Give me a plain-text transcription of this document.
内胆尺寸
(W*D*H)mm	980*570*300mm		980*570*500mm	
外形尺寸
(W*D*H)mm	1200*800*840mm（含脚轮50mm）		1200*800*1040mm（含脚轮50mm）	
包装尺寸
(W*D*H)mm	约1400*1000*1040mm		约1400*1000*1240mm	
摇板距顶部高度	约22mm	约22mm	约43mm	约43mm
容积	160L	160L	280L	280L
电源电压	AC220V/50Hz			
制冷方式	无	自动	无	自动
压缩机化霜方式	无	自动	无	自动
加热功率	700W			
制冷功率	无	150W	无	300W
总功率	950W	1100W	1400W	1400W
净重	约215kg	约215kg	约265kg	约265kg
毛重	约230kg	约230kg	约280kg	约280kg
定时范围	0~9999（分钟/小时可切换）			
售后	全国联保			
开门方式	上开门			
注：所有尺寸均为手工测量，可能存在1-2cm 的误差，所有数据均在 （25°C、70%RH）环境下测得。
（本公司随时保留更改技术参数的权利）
========
_PROBLEM REQUIREMENTS:_ Copy every line of the records word for word.

_ANSWER TO THIS TASK:_
Give me a plain-text transcription of this document.
内胆尺寸
(W*D*H)mm	980*570*300mm		980*570*500mm	
外形尺寸
(W*D*H)mm	1200*800*840mm（含脚轮50mm）		1200*800*1040mm（含脚轮50mm）	
包装尺寸
(W*D*H)mm	约1400*1000*1040mm		约1400*1000*1240mm	
摇板距顶部高度	约22mm	约22mm	约43mm	约43mm
容积	160L	160L	280L	280L
电源电压	AC220V/50Hz			
制冷方式	无	自动	无	自动
压缩机化霜方式	无	自动	无	自动
加热功率	700W			
制冷功率	无	150W	无	300W
总功率	950W	1100W	1400W	1400W
净重	约215kg	约215kg	约265kg	约265kg
毛重	约230kg	约230kg	约280kg	约280kg
定时范围	0~9999（分钟/小时可切换）			
售后	全国联保			
开门方式	上开门			
注：所有尺寸均为手工测量，可能存在1-2cm 的误差，所有数据均在 （25°C、70%RH）环境下测得。
（本公司随时保留更改技术参数的权利）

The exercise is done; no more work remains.